— start of GIVEN RECORDS —

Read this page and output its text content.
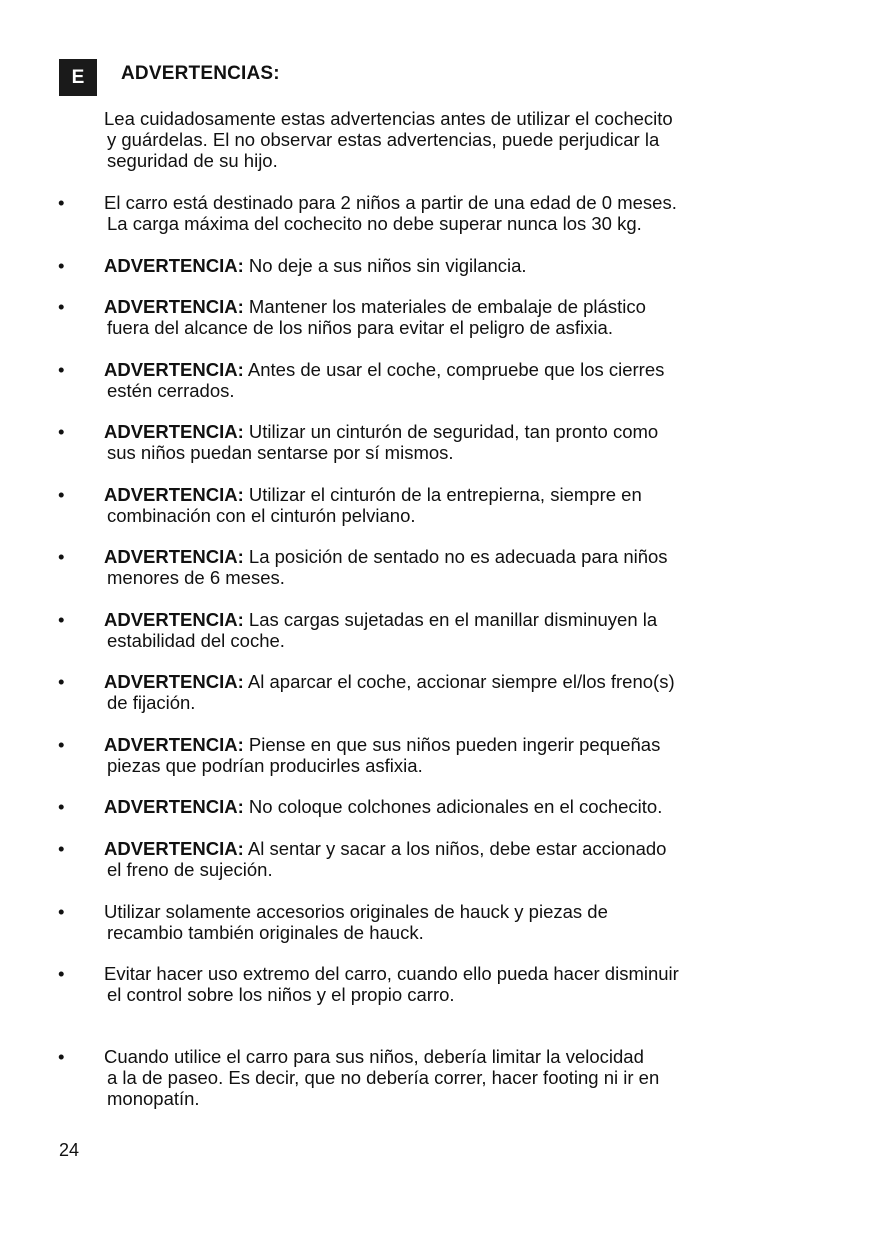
E	ADVERTENCIAS:
Lea cuidadosamente estas advertencias antes de utilizar el cochecito
y guárdelas. El no observar estas advertencias, puede perjudicar la
seguridad de su hijo.
• El carro está destinado para 2 niños a partir de una edad de 0 meses.
La carga máxima del cochecito no debe superar nunca los 30 kg.
• ADVERTENCIA: No deje a sus niños sin vigilancia.
• ADVERTENCIA: Mantener los materiales de embalaje de plástico
fuera del alcance de los niños para evitar el peligro de asfixia.
• ADVERTENCIA: Antes de usar el coche, compruebe que los cierres
estén cerrados.
• ADVERTENCIA: Utilizar un cinturón de seguridad, tan pronto como
sus niños puedan sentarse por sí mismos.
• ADVERTENCIA: Utilizar el cinturón de la entrepierna, siempre en
combinación con el cinturón pelviano.
• ADVERTENCIA: La posición de sentado no es adecuada para niños
menores de 6 meses.
• ADVERTENCIA: Las cargas sujetadas en el manillar disminuyen la
estabilidad del coche.
• ADVERTENCIA: Al aparcar el coche, accionar siempre el/los freno(s)
de fijación.
• ADVERTENCIA: Piense en que sus niños pueden ingerir pequeñas
piezas que podrían producirles asfixia.
• ADVERTENCIA: No coloque colchones adicionales en el cochecito.
• ADVERTENCIA: Al sentar y sacar a los niños, debe estar accionado
el freno de sujeción.
• Utilizar solamente accesorios originales de hauck y piezas de
recambio también originales de hauck.
• Evitar hacer uso extremo del carro, cuando ello pueda hacer disminuir
el control sobre los niños y el propio carro.
• Cuando utilice el carro para sus niños, debería limitar la velocidad
a la de paseo. Es decir, que no debería correr, hacer footing ni ir en
monopatín.
24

— end of GIVEN RECORDS —

## GIVEN EXERCISE
Collect each line above holding the string "carro".

## RESULT OF THIS TASK
• El carro está destinado para 2 niños a partir de una edad de 0 meses.
• Evitar hacer uso extremo del carro, cuando ello pueda hacer disminuir
el control sobre los niños y el propio carro.
• Cuando utilice el carro para sus niños, debería limitar la velocidad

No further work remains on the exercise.